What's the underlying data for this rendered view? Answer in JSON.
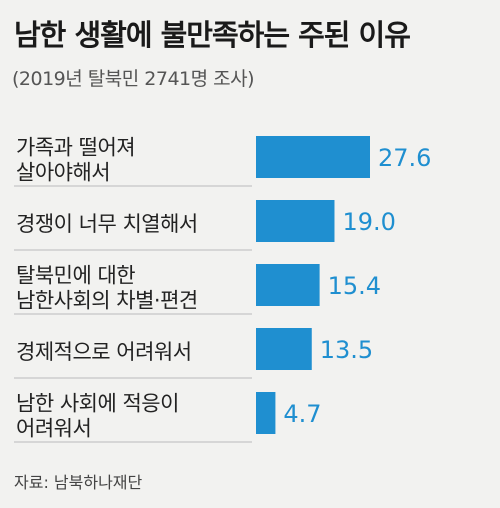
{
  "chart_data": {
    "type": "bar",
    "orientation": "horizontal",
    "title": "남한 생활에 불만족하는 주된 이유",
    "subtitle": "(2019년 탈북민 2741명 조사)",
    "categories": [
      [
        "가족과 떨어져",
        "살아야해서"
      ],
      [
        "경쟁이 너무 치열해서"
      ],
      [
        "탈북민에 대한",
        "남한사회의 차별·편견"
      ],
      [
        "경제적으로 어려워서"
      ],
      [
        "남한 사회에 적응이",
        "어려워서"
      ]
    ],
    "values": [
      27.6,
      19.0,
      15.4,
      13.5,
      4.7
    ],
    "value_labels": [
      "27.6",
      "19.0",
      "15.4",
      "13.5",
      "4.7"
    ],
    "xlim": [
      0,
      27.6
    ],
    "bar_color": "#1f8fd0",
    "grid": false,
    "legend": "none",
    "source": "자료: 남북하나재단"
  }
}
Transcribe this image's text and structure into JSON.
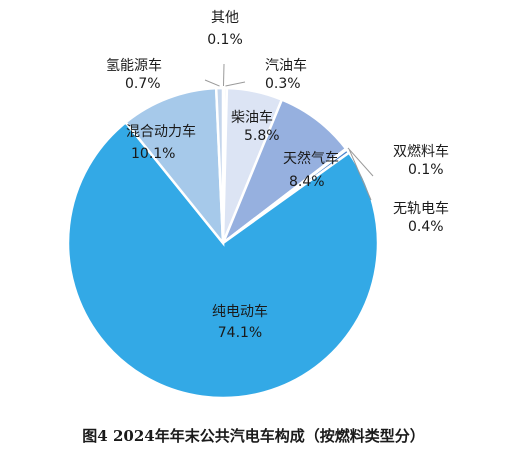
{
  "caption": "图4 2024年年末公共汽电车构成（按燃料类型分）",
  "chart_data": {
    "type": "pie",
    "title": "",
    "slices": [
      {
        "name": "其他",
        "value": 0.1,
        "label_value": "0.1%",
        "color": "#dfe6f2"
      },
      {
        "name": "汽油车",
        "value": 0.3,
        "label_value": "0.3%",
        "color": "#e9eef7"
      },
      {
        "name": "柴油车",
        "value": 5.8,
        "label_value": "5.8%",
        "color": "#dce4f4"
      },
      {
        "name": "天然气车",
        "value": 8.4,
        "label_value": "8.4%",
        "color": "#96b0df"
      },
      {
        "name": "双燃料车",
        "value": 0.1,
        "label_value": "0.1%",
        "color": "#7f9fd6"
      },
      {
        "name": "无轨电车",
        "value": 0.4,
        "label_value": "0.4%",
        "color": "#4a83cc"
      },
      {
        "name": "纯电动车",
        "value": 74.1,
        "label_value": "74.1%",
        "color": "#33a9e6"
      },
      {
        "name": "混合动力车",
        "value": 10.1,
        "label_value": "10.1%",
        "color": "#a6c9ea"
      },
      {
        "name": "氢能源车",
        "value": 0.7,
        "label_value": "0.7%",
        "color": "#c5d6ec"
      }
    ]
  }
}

◆ ◆ ◆ ◆

## Written request
Check each line above for the word "JSON", and copy the lines where it appears.

## Task output
What's the underlying data for this rendered view? Answer in JSON.
Transcribe this image's text and structure into JSON.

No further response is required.